● **Stated goal**: Work out the number of lines in the records that include the word "คลากร"; reply with that number alone.

++++++++++++++++++++

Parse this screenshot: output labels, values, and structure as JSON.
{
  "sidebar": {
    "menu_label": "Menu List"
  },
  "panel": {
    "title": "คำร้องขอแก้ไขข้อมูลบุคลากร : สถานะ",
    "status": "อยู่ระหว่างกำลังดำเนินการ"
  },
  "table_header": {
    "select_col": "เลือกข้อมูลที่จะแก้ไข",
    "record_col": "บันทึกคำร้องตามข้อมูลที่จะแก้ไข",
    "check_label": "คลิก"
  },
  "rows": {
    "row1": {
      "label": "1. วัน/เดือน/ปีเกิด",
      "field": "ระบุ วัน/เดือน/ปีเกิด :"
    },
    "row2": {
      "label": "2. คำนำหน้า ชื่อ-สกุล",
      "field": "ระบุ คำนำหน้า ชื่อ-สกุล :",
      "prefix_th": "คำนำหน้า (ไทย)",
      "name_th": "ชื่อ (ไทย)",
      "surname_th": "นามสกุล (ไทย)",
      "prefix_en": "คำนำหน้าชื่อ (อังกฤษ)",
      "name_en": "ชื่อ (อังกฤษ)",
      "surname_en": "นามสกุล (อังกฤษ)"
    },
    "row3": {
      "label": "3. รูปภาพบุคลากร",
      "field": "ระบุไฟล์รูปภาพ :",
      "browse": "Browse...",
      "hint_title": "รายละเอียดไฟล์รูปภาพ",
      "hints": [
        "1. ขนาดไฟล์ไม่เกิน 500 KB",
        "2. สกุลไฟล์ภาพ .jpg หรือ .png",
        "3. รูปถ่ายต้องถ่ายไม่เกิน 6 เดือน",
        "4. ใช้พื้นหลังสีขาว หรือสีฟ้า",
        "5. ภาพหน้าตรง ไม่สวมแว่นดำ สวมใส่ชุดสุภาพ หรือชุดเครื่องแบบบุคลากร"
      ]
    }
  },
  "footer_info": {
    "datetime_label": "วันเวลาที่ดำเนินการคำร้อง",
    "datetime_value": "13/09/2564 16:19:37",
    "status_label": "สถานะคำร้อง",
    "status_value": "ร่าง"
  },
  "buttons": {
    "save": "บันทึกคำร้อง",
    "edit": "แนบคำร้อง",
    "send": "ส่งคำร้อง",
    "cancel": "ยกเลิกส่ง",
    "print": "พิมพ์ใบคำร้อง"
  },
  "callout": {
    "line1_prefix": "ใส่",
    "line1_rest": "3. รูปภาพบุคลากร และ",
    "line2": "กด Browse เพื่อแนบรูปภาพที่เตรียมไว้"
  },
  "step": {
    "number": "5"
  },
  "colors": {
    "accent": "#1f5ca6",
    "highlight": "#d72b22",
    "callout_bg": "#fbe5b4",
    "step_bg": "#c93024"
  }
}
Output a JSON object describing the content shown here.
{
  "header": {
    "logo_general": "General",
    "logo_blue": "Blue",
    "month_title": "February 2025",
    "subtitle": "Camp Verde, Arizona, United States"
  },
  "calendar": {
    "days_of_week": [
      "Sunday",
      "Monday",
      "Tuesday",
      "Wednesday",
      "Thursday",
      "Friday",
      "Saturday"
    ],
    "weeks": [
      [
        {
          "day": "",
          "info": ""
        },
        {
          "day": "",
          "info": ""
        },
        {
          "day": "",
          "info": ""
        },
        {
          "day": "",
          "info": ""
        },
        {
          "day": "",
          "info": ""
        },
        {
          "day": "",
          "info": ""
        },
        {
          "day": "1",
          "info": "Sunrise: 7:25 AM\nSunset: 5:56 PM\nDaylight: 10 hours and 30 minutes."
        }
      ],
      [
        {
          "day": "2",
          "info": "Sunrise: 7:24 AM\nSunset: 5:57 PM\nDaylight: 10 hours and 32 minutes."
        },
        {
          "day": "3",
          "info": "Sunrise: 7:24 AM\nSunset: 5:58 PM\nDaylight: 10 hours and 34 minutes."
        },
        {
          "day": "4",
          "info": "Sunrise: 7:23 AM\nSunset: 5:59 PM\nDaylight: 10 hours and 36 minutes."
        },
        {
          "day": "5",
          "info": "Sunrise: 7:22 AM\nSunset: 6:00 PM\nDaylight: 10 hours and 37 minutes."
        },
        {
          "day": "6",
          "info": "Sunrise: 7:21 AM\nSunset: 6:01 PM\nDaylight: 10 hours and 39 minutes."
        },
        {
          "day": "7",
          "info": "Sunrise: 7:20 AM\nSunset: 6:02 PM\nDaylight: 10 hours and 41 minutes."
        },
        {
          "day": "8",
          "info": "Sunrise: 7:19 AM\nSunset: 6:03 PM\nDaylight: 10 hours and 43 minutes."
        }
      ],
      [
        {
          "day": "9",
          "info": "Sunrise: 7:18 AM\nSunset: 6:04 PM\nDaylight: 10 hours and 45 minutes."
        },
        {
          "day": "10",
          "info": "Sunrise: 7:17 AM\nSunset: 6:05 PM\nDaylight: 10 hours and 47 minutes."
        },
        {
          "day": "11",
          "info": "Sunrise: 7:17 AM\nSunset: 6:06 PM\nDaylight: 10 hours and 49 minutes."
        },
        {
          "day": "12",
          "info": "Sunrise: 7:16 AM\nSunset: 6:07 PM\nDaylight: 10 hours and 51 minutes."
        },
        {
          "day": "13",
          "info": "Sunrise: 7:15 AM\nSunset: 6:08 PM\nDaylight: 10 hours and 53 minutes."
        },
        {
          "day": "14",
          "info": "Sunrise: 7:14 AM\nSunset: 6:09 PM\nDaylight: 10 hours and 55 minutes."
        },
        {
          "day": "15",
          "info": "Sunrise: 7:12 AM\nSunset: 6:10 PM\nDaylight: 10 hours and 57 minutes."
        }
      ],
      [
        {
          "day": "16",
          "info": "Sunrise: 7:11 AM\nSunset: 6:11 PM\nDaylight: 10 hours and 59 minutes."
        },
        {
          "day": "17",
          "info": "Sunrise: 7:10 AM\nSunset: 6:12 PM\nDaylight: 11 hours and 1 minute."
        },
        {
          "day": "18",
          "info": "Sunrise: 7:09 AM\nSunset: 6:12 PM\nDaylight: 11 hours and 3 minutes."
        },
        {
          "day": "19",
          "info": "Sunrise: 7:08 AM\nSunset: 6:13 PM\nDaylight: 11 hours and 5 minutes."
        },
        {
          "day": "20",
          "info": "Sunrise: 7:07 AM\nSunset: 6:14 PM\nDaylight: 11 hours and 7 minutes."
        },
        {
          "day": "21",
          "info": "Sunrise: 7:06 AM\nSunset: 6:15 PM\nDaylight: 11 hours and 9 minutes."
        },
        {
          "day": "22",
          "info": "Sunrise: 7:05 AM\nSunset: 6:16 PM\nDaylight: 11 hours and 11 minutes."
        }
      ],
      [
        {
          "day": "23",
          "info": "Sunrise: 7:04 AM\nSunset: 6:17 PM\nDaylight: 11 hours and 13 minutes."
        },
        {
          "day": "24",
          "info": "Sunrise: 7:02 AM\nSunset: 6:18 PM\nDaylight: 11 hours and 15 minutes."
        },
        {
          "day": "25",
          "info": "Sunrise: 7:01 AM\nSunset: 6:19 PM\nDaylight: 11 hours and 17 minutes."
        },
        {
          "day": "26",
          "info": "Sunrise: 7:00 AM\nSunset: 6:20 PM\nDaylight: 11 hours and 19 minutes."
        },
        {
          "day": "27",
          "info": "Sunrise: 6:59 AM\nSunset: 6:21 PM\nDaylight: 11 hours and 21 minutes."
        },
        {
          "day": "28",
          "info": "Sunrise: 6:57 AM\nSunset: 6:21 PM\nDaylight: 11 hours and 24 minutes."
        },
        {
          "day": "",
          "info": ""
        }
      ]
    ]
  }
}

++++++++++++++++++++

● **Correct result**: 4